→ **Problem to work on**: Search the listing below for the string "support" and copy every line where it occurs.

→ **Figure contents as structured data**:
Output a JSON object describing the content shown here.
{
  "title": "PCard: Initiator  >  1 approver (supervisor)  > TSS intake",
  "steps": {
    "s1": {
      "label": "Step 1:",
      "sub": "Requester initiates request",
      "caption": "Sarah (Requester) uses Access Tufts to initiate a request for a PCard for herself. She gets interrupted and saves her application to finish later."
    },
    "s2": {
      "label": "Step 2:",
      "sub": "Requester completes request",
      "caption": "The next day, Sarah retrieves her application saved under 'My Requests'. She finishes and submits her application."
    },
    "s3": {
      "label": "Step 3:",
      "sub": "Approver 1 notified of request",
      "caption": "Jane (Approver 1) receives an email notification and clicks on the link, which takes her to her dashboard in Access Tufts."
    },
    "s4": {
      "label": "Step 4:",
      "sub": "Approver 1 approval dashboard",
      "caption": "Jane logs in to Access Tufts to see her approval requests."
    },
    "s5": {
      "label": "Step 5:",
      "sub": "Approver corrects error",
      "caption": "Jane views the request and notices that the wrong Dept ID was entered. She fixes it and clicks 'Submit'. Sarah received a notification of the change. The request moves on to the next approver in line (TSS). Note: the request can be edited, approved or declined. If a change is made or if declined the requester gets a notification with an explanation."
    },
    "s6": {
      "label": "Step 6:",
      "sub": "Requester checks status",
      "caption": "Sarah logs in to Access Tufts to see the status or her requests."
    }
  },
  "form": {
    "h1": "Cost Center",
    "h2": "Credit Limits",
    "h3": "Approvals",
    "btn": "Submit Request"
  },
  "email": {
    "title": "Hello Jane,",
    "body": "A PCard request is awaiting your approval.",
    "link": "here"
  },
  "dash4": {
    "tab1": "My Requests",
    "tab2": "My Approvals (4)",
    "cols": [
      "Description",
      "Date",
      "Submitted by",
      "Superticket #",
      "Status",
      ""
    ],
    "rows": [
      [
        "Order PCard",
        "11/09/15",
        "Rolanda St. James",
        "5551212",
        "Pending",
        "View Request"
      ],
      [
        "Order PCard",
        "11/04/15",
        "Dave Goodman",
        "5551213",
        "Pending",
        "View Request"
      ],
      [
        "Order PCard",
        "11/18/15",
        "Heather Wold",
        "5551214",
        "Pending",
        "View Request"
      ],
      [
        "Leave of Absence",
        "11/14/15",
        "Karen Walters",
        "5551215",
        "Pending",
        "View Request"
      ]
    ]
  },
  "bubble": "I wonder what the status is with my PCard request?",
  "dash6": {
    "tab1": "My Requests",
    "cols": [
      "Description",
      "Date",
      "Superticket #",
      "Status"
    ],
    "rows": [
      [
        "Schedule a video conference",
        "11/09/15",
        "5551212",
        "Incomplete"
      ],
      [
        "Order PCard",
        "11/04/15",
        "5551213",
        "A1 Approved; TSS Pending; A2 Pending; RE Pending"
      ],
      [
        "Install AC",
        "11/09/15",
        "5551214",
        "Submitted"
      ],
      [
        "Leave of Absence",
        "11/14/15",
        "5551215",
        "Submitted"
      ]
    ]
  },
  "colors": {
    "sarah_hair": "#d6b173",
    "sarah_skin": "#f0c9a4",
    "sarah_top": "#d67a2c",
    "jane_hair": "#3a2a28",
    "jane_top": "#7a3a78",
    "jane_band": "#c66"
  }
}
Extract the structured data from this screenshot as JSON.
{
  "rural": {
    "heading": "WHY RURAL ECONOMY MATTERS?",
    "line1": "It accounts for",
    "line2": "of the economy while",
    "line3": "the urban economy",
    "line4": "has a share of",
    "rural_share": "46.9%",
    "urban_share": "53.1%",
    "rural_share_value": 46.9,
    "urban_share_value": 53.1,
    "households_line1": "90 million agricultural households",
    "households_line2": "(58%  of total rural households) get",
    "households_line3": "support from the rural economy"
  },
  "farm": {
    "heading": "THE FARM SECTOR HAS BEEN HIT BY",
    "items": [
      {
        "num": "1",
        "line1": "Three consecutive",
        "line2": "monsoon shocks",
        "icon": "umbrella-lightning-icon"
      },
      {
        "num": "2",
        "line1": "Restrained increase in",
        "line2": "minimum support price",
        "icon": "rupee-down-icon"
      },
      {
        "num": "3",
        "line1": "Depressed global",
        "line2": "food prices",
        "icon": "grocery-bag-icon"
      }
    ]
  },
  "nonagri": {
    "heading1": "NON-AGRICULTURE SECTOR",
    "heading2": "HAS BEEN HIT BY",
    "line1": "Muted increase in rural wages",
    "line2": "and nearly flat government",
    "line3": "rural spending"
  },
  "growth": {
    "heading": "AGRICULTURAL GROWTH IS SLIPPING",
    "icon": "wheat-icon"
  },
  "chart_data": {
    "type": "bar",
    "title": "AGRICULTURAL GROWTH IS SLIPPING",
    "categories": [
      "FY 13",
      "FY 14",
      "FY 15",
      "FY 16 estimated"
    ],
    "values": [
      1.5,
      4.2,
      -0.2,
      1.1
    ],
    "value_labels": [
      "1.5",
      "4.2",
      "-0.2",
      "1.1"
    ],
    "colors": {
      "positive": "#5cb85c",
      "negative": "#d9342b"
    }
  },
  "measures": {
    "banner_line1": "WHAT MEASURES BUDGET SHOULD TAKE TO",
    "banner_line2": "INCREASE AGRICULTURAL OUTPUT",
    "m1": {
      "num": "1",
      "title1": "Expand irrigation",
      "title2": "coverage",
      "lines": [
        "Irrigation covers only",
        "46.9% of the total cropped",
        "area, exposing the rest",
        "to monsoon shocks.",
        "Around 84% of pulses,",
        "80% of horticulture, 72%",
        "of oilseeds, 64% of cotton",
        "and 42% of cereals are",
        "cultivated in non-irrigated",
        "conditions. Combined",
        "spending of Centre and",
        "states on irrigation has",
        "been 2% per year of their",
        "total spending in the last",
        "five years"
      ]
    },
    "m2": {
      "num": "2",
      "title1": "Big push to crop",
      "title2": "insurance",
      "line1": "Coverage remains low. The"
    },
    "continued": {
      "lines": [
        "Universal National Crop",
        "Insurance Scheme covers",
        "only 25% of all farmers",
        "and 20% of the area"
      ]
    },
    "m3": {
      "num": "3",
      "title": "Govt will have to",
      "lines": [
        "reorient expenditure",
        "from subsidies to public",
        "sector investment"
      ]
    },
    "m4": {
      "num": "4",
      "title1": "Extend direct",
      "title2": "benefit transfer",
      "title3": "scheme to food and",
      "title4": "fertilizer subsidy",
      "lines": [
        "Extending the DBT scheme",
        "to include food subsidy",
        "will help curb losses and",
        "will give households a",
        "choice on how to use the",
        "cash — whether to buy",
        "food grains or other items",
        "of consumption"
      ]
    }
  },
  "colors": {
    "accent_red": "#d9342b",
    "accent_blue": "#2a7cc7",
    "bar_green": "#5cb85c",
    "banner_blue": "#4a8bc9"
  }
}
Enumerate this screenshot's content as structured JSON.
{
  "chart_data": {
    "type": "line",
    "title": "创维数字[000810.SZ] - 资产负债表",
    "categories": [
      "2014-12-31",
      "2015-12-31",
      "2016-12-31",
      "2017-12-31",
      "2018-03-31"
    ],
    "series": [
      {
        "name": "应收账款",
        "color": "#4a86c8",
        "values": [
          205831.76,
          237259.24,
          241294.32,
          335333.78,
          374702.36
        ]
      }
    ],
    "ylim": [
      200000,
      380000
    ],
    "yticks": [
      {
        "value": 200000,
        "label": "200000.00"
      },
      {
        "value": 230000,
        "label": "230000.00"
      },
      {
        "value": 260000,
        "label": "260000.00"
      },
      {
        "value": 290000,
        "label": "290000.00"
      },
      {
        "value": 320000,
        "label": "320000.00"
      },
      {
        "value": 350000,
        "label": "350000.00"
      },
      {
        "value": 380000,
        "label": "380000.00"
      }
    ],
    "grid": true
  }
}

→ **Solution to the problem**:
    "households_line3": "support from the rural economy"
        "line2": "minimum support price",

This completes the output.